[What to work on]: Transcribe all of the material exactly, except for its pictures.

[Data extracted from a collection]
>>>
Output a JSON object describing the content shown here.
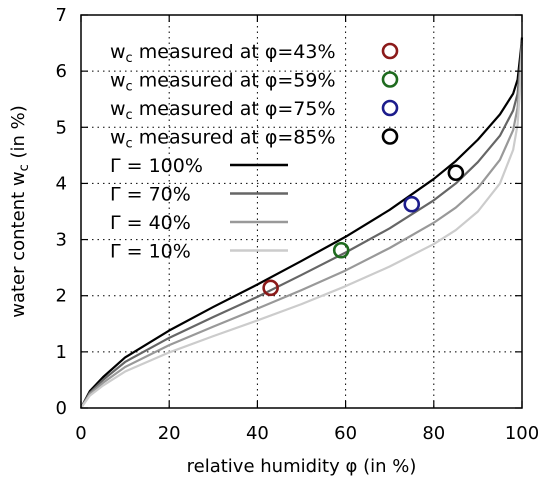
{
  "chart_data": {
    "type": "line",
    "xlabel": "relative humidity φ (in %)",
    "ylabel": "water content w",
    "ylabel_subscript": "c",
    "ylabel_suffix": " (in %)",
    "xlim": [
      0,
      100
    ],
    "ylim": [
      0,
      7
    ],
    "xticks": [
      0,
      20,
      40,
      60,
      80,
      100
    ],
    "yticks": [
      0,
      1,
      2,
      3,
      4,
      5,
      6,
      7
    ],
    "grid": true,
    "legend_position": "top-left",
    "series": [
      {
        "name": "Γ = 100%",
        "kind": "line",
        "color": "#000000",
        "points": [
          [
            0,
            0
          ],
          [
            2,
            0.3
          ],
          [
            5,
            0.55
          ],
          [
            10,
            0.9
          ],
          [
            20,
            1.38
          ],
          [
            30,
            1.8
          ],
          [
            40,
            2.2
          ],
          [
            50,
            2.62
          ],
          [
            60,
            3.05
          ],
          [
            70,
            3.53
          ],
          [
            80,
            4.08
          ],
          [
            85,
            4.4
          ],
          [
            90,
            4.78
          ],
          [
            95,
            5.23
          ],
          [
            98,
            5.6
          ],
          [
            99,
            5.85
          ],
          [
            99.7,
            6.35
          ],
          [
            100,
            6.6
          ]
        ]
      },
      {
        "name": "Γ = 70%",
        "kind": "line",
        "color": "#666666",
        "points": [
          [
            0,
            0
          ],
          [
            2,
            0.27
          ],
          [
            5,
            0.5
          ],
          [
            10,
            0.82
          ],
          [
            20,
            1.25
          ],
          [
            30,
            1.62
          ],
          [
            40,
            1.98
          ],
          [
            50,
            2.37
          ],
          [
            60,
            2.77
          ],
          [
            70,
            3.2
          ],
          [
            80,
            3.7
          ],
          [
            85,
            4.0
          ],
          [
            90,
            4.38
          ],
          [
            95,
            4.85
          ],
          [
            98,
            5.3
          ],
          [
            99,
            5.6
          ],
          [
            99.7,
            6.2
          ],
          [
            100,
            6.55
          ]
        ]
      },
      {
        "name": "Γ = 40%",
        "kind": "line",
        "color": "#999999",
        "points": [
          [
            0,
            0
          ],
          [
            2,
            0.25
          ],
          [
            5,
            0.45
          ],
          [
            10,
            0.73
          ],
          [
            20,
            1.12
          ],
          [
            30,
            1.45
          ],
          [
            40,
            1.77
          ],
          [
            50,
            2.1
          ],
          [
            60,
            2.45
          ],
          [
            70,
            2.85
          ],
          [
            80,
            3.3
          ],
          [
            85,
            3.57
          ],
          [
            90,
            3.92
          ],
          [
            95,
            4.42
          ],
          [
            98,
            4.95
          ],
          [
            99,
            5.35
          ],
          [
            99.7,
            6.05
          ],
          [
            100,
            6.5
          ]
        ]
      },
      {
        "name": "Γ = 10%",
        "kind": "line",
        "color": "#cccccc",
        "points": [
          [
            0,
            0
          ],
          [
            2,
            0.22
          ],
          [
            5,
            0.4
          ],
          [
            10,
            0.65
          ],
          [
            20,
            0.99
          ],
          [
            30,
            1.28
          ],
          [
            40,
            1.56
          ],
          [
            50,
            1.85
          ],
          [
            60,
            2.17
          ],
          [
            70,
            2.52
          ],
          [
            80,
            2.92
          ],
          [
            85,
            3.17
          ],
          [
            90,
            3.5
          ],
          [
            95,
            4.0
          ],
          [
            98,
            4.6
          ],
          [
            99,
            5.05
          ],
          [
            99.7,
            5.85
          ],
          [
            100,
            6.45
          ]
        ]
      },
      {
        "name": "measured at φ=43%",
        "kind": "marker",
        "color": "#8b1a1a",
        "points": [
          [
            43,
            2.14
          ]
        ]
      },
      {
        "name": "measured at φ=59%",
        "kind": "marker",
        "color": "#1f6b1f",
        "points": [
          [
            59,
            2.81
          ]
        ]
      },
      {
        "name": "measured at φ=75%",
        "kind": "marker",
        "color": "#1c1c8c",
        "points": [
          [
            75,
            3.63
          ]
        ]
      },
      {
        "name": "measured at φ=85%",
        "kind": "marker",
        "color": "#000000",
        "points": [
          [
            85,
            4.19
          ]
        ]
      }
    ],
    "legend": [
      {
        "prefix": "w",
        "subscript": "c",
        "text": " measured at φ=43%",
        "series": 4
      },
      {
        "prefix": "w",
        "subscript": "c",
        "text": " measured at φ=59%",
        "series": 5
      },
      {
        "prefix": "w",
        "subscript": "c",
        "text": " measured at φ=75%",
        "series": 6
      },
      {
        "prefix": "w",
        "subscript": "c",
        "text": " measured at φ=85%",
        "series": 7
      },
      {
        "prefix": "",
        "subscript": "",
        "text": "Γ = 100%",
        "series": 0
      },
      {
        "prefix": "",
        "subscript": "",
        "text": "Γ = 70%",
        "series": 1
      },
      {
        "prefix": "",
        "subscript": "",
        "text": "Γ = 40%",
        "series": 2
      },
      {
        "prefix": "",
        "subscript": "",
        "text": "Γ = 10%",
        "series": 3
      }
    ]
  }
}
<<<
[Solution for this exercise]:
Output a JSON object describing the content shown here.
{
  "chart_data": {
    "type": "line",
    "xlabel": "relative humidity φ (in %)",
    "ylabel": "water content w",
    "ylabel_subscript": "c",
    "ylabel_suffix": " (in %)",
    "xlim": [
      0,
      100
    ],
    "ylim": [
      0,
      7
    ],
    "xticks": [
      0,
      20,
      40,
      60,
      80,
      100
    ],
    "yticks": [
      0,
      1,
      2,
      3,
      4,
      5,
      6,
      7
    ],
    "grid": true,
    "legend_position": "top-left",
    "series": [
      {
        "name": "Γ = 100%",
        "kind": "line",
        "color": "#000000",
        "points": [
          [
            0,
            0
          ],
          [
            2,
            0.3
          ],
          [
            5,
            0.55
          ],
          [
            10,
            0.9
          ],
          [
            20,
            1.38
          ],
          [
            30,
            1.8
          ],
          [
            40,
            2.2
          ],
          [
            50,
            2.62
          ],
          [
            60,
            3.05
          ],
          [
            70,
            3.53
          ],
          [
            80,
            4.08
          ],
          [
            85,
            4.4
          ],
          [
            90,
            4.78
          ],
          [
            95,
            5.23
          ],
          [
            98,
            5.6
          ],
          [
            99,
            5.85
          ],
          [
            99.7,
            6.35
          ],
          [
            100,
            6.6
          ]
        ]
      },
      {
        "name": "Γ = 70%",
        "kind": "line",
        "color": "#666666",
        "points": [
          [
            0,
            0
          ],
          [
            2,
            0.27
          ],
          [
            5,
            0.5
          ],
          [
            10,
            0.82
          ],
          [
            20,
            1.25
          ],
          [
            30,
            1.62
          ],
          [
            40,
            1.98
          ],
          [
            50,
            2.37
          ],
          [
            60,
            2.77
          ],
          [
            70,
            3.2
          ],
          [
            80,
            3.7
          ],
          [
            85,
            4.0
          ],
          [
            90,
            4.38
          ],
          [
            95,
            4.85
          ],
          [
            98,
            5.3
          ],
          [
            99,
            5.6
          ],
          [
            99.7,
            6.2
          ],
          [
            100,
            6.55
          ]
        ]
      },
      {
        "name": "Γ = 40%",
        "kind": "line",
        "color": "#999999",
        "points": [
          [
            0,
            0
          ],
          [
            2,
            0.25
          ],
          [
            5,
            0.45
          ],
          [
            10,
            0.73
          ],
          [
            20,
            1.12
          ],
          [
            30,
            1.45
          ],
          [
            40,
            1.77
          ],
          [
            50,
            2.1
          ],
          [
            60,
            2.45
          ],
          [
            70,
            2.85
          ],
          [
            80,
            3.3
          ],
          [
            85,
            3.57
          ],
          [
            90,
            3.92
          ],
          [
            95,
            4.42
          ],
          [
            98,
            4.95
          ],
          [
            99,
            5.35
          ],
          [
            99.7,
            6.05
          ],
          [
            100,
            6.5
          ]
        ]
      },
      {
        "name": "Γ = 10%",
        "kind": "line",
        "color": "#cccccc",
        "points": [
          [
            0,
            0
          ],
          [
            2,
            0.22
          ],
          [
            5,
            0.4
          ],
          [
            10,
            0.65
          ],
          [
            20,
            0.99
          ],
          [
            30,
            1.28
          ],
          [
            40,
            1.56
          ],
          [
            50,
            1.85
          ],
          [
            60,
            2.17
          ],
          [
            70,
            2.52
          ],
          [
            80,
            2.92
          ],
          [
            85,
            3.17
          ],
          [
            90,
            3.5
          ],
          [
            95,
            4.0
          ],
          [
            98,
            4.6
          ],
          [
            99,
            5.05
          ],
          [
            99.7,
            5.85
          ],
          [
            100,
            6.45
          ]
        ]
      },
      {
        "name": "measured at φ=43%",
        "kind": "marker",
        "color": "#8b1a1a",
        "points": [
          [
            43,
            2.14
          ]
        ]
      },
      {
        "name": "measured at φ=59%",
        "kind": "marker",
        "color": "#1f6b1f",
        "points": [
          [
            59,
            2.81
          ]
        ]
      },
      {
        "name": "measured at φ=75%",
        "kind": "marker",
        "color": "#1c1c8c",
        "points": [
          [
            75,
            3.63
          ]
        ]
      },
      {
        "name": "measured at φ=85%",
        "kind": "marker",
        "color": "#000000",
        "points": [
          [
            85,
            4.19
          ]
        ]
      }
    ],
    "legend": [
      {
        "prefix": "w",
        "subscript": "c",
        "text": " measured at φ=43%",
        "series": 4
      },
      {
        "prefix": "w",
        "subscript": "c",
        "text": " measured at φ=59%",
        "series": 5
      },
      {
        "prefix": "w",
        "subscript": "c",
        "text": " measured at φ=75%",
        "series": 6
      },
      {
        "prefix": "w",
        "subscript": "c",
        "text": " measured at φ=85%",
        "series": 7
      },
      {
        "prefix": "",
        "subscript": "",
        "text": "Γ = 100%",
        "series": 0
      },
      {
        "prefix": "",
        "subscript": "",
        "text": "Γ = 70%",
        "series": 1
      },
      {
        "prefix": "",
        "subscript": "",
        "text": "Γ = 40%",
        "series": 2
      },
      {
        "prefix": "",
        "subscript": "",
        "text": "Γ = 10%",
        "series": 3
      }
    ]
  }
}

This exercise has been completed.